▶ **EXERCISE DESCRIPTION**
Extract every line that contains the string "Financial".

▶ **RECORDS TO USE**
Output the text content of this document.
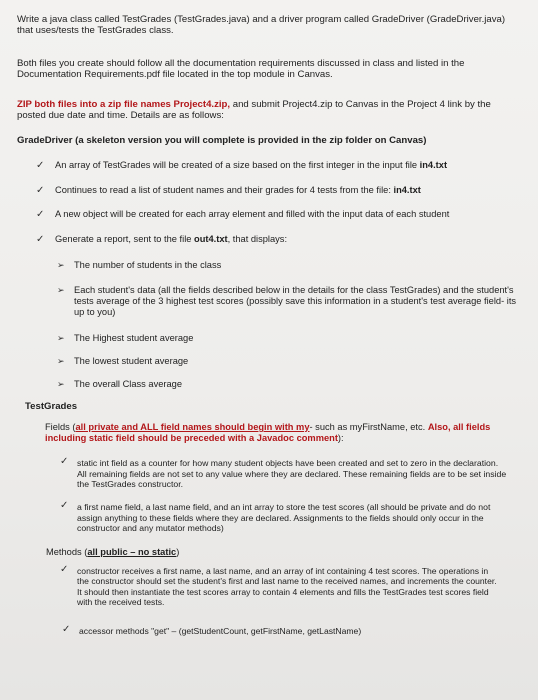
Write a java class called TestGrades (TestGrades.java) and a driver program called GradeDriver (GradeDriver.java) that uses/tests the TestGrades class.

Both files you create should follow all the documentation requirements discussed in class and listed in the Documentation Requirements.pdf file located in the top module in Canvas.

ZIP both files into a zip file names Project4.zip, and submit Project4.zip to Canvas in the Project 4 link by the posted due date and time. Details are as follows:

GradeDriver (a skeleton version you will complete is provided in the zip folder on Canvas)

✓ An array of TestGrades will be created of a size based on the first integer in the input file in4.txt

✓ Continues to read a list of student names and their grades for 4 tests from the file: in4.txt

✓ A new object will be created for each array element and filled with the input data of each student

✓ Generate a report, sent to the file out4.txt, that displays:

➢ The number of students in the class

➢ Each student's data (all the fields described below in the details for the class TestGrades) and the student's tests average of the 3 highest test scores (possibly save this information in a student's test average field- its up to you)

➢ The Highest student average

➢ The lowest student average

➢ The overall Class average

TestGrades

Fields (all private and ALL field names should begin with my- such as myFirstName, etc. Also, all fields including static field should be preceded with a Javadoc comment):

✓ static int field as a counter for how many student objects have been created and set to zero in the declaration. All remaining fields are not set to any value where they are declared. These remaining fields are to be set inside the TestGrades constructor.

✓ a first name field, a last name field, and an int array to store the test scores (all should be private and do not assign anything to these fields where they are declared. Assignments to the fields should only occur in the constructor and any mutator methods)

Methods (all public – no static)

✓ constructor receives a first name, a last name, and an array of int containing 4 test scores. The operations in the constructor should set the student's first and last name to the received names, and increments the counter. It should then instantiate the test scores array to contain 4 elements and fills the TestGrades test scores field with the received tests.

✓ accessor methods "get" – (getStudentCount, getFirstName, getLastName)
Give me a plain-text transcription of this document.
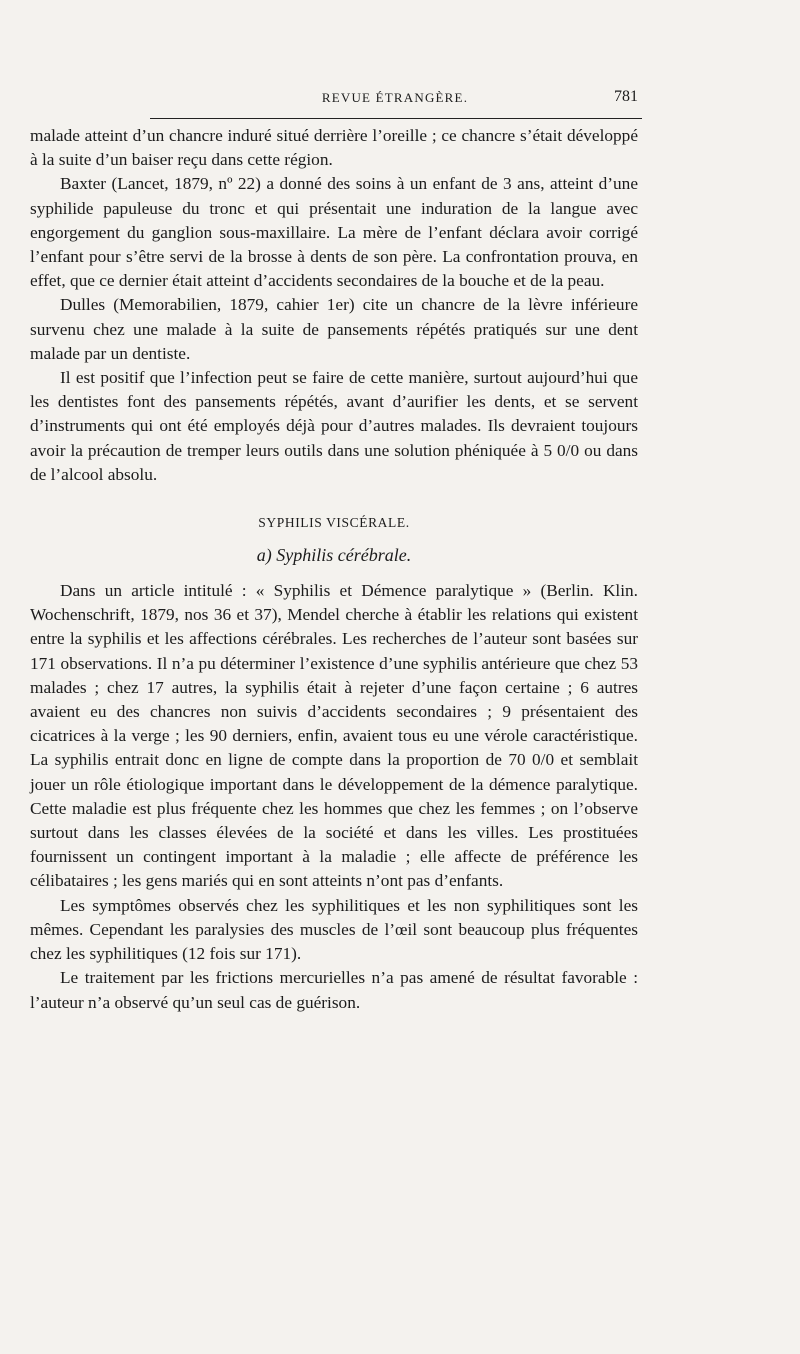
REVUE ÉTRANGÈRE.	781

malade atteint d’un chancre induré situé derrière l’oreille ; ce chancre s’était développé à la suite d’un baiser reçu dans cette région.

Baxter (Lancet, 1879, nº 22) a donné des soins à un enfant de 3 ans, atteint d’une syphilide papuleuse du tronc et qui présentait une induration de la langue avec engorgement du ganglion sous-maxillaire. La mère de l’enfant déclara avoir corrigé l’enfant pour s’être servi de la brosse à dents de son père. La confrontation prouva, en effet, que ce dernier était atteint d’accidents secondaires de la bouche et de la peau.

Dulles (Memorabilien, 1879, cahier 1er) cite un chancre de la lèvre inférieure survenu chez une malade à la suite de pansements répétés pratiqués sur une dent malade par un dentiste.

Il est positif que l’infection peut se faire de cette manière, surtout aujourd’hui que les dentistes font des pansements répétés, avant d’aurifier les dents, et se servent d’instruments qui ont été employés déjà pour d’autres malades. Ils devraient toujours avoir la précaution de tremper leurs outils dans une solution phéniquée à 5 0/0 ou dans de l’alcool absolu.

SYPHILIS VISCÉRALE.
a) Syphilis cérébrale.

Dans un article intitulé : « Syphilis et Démence paralytique » (Berlin. Klin. Wochenschrift, 1879, nos 36 et 37), Mendel cherche à établir les relations qui existent entre la syphilis et les affections cérébrales. Les recherches de l’auteur sont basées sur 171 observations. Il n’a pu déterminer l’existence d’une syphilis antérieure que chez 53 malades ; chez 17 autres, la syphilis était à rejeter d’une façon certaine ; 6 autres avaient eu des chancres non suivis d’accidents secondaires ; 9 présentaient des cicatrices à la verge ; les 90 derniers, enfin, avaient tous eu une vérole caractéristique. La syphilis entrait donc en ligne de compte dans la proportion de 70 0/0 et semblait jouer un rôle étiologique important dans le développement de la démence paralytique. Cette maladie est plus fréquente chez les hommes que chez les femmes ; on l’observe surtout dans les classes élevées de la société et dans les villes. Les prostituées fournissent un contingent important à la maladie ; elle affecte de préférence les célibataires ; les gens mariés qui en sont atteints n’ont pas d’enfants.

Les symptômes observés chez les syphilitiques et les non syphilitiques sont les mêmes. Cependant les paralysies des muscles de l’œil sont beaucoup plus fréquentes chez les syphilitiques (12 fois sur 171).

Le traitement par les frictions mercurielles n’a pas amené de résultat favorable : l’auteur n’a observé qu’un seul cas de guérison.
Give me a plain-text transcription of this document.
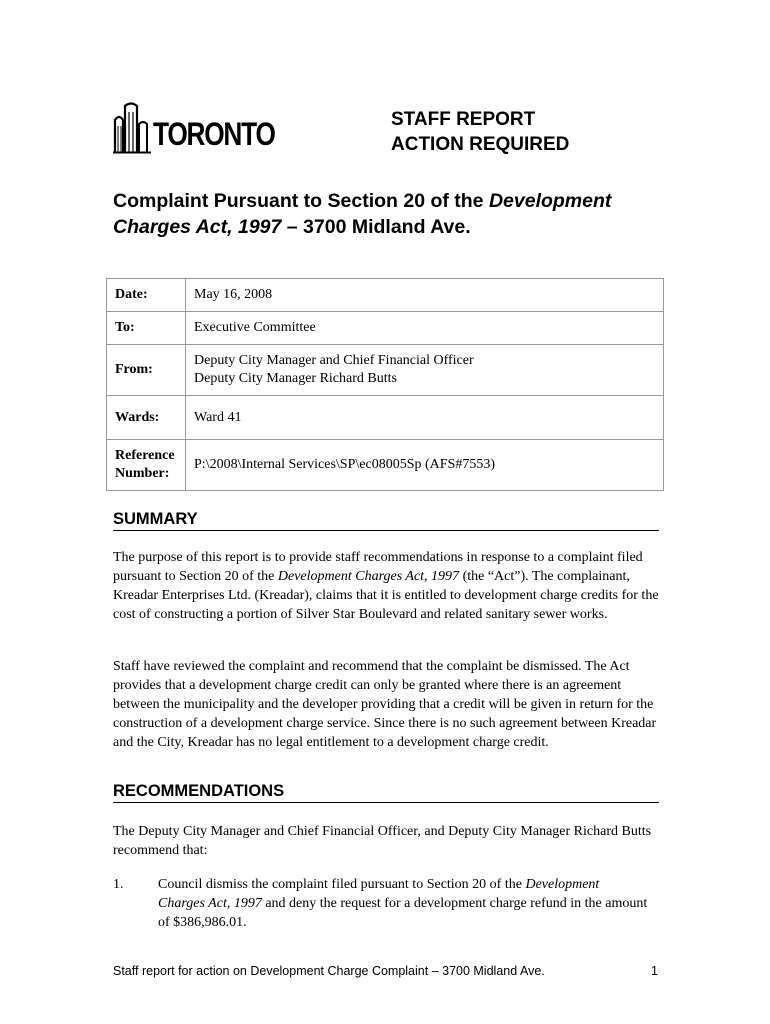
TORONTO	STAFF REPORT
ACTION REQUIRED
Complaint Pursuant to Section 20 of the Development Charges Act, 1997 – 3700 Midland Ave.
Date:	May 16, 2008
To:	Executive Committee
From:	Deputy City Manager and Chief Financial Officer
Deputy City Manager Richard Butts

Wards:	Ward 41

Reference
Number:	P:\2008\Internal Services\SP\ec08005Sp (AFS#7553)
SUMMARY
The purpose of this report is to provide staff recommendations in response to a complaint filed pursuant to Section 20 of the Development Charges Act, 1997 (the “Act”). The complainant, Kreadar Enterprises Ltd. (Kreadar), claims that it is entitled to development charge credits for the cost of constructing a portion of Silver Star Boulevard and related sanitary sewer works.
Staff have reviewed the complaint and recommend that the complaint be dismissed. The Act provides that a development charge credit can only be granted where there is an agreement between the municipality and the developer providing that a credit will be given in return for the construction of a development charge service. Since there is no such agreement between Kreadar and the City, Kreadar has no legal entitlement to a development charge credit.
RECOMMENDATIONS
The Deputy City Manager and Chief Financial Officer, and Deputy City Manager Richard Butts recommend that:
1. Council dismiss the complaint filed pursuant to Section 20 of the Development Charges Act, 1997 and deny the request for a development charge refund in the amount of $386,986.01.
Staff report for action on Development Charge Complaint – 3700 Midland Ave.	1
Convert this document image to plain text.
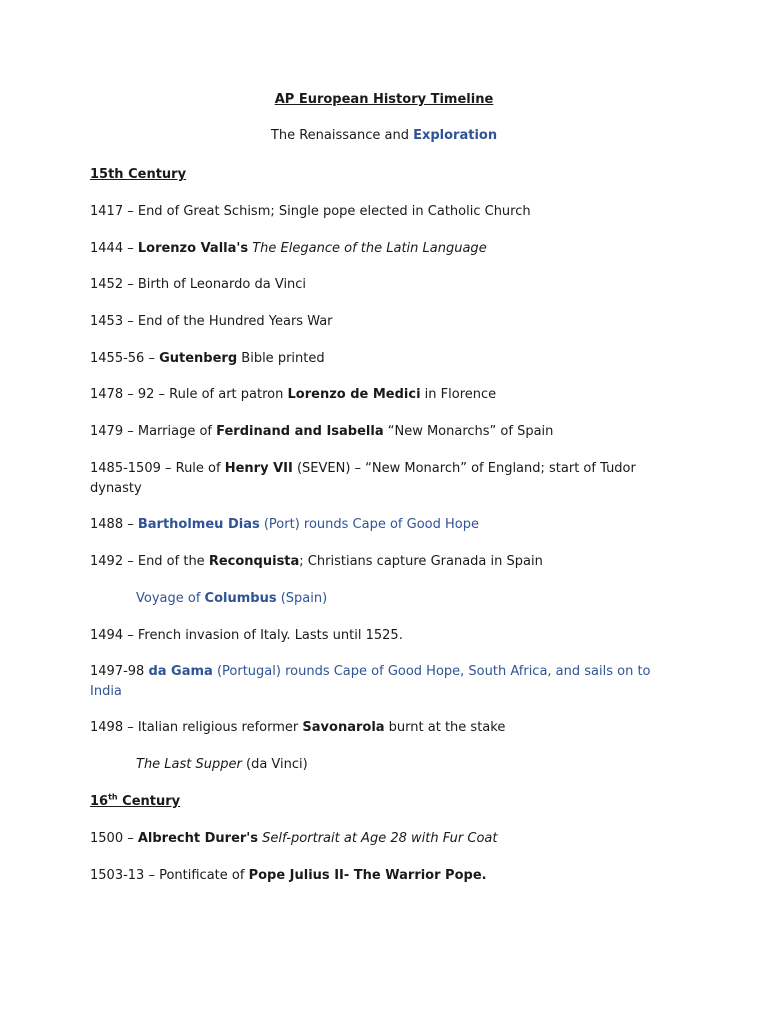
AP European History Timeline
The Renaissance and Exploration
15th Century
1417 – End of Great Schism; Single pope elected in Catholic Church
1444 – Lorenzo Valla's The Elegance of the Latin Language
1452 – Birth of Leonardo da Vinci
1453 – End of the Hundred Years War
1455-56 – Gutenberg Bible printed
1478 – 92 – Rule of art patron Lorenzo de Medici in Florence
1479 – Marriage of Ferdinand and Isabella “New Monarchs” of Spain
1485-1509 – Rule of Henry VII (SEVEN) – “New Monarch” of England; start of Tudor dynasty
1488 – Bartholmeu Dias (Port) rounds Cape of Good Hope
1492 – End of the Reconquista; Christians capture Granada in Spain
Voyage of Columbus (Spain)
1494 – French invasion of Italy. Lasts until 1525.
1497-98 da Gama (Portugal) rounds Cape of Good Hope, South Africa, and sails on to India
1498 – Italian religious reformer Savonarola burnt at the stake
The Last Supper (da Vinci)
16th Century
1500 – Albrecht Durer's Self-portrait at Age 28 with Fur Coat
1503-13 – Pontificate of Pope Julius II- The Warrior Pope.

▶ **SOLUTION TO THIS EXERCISE**
From:	Deputy City Manager and Chief Financial Officer
The Deputy City Manager and Chief Financial Officer, and Deputy City Manager Richard Butts recommend that:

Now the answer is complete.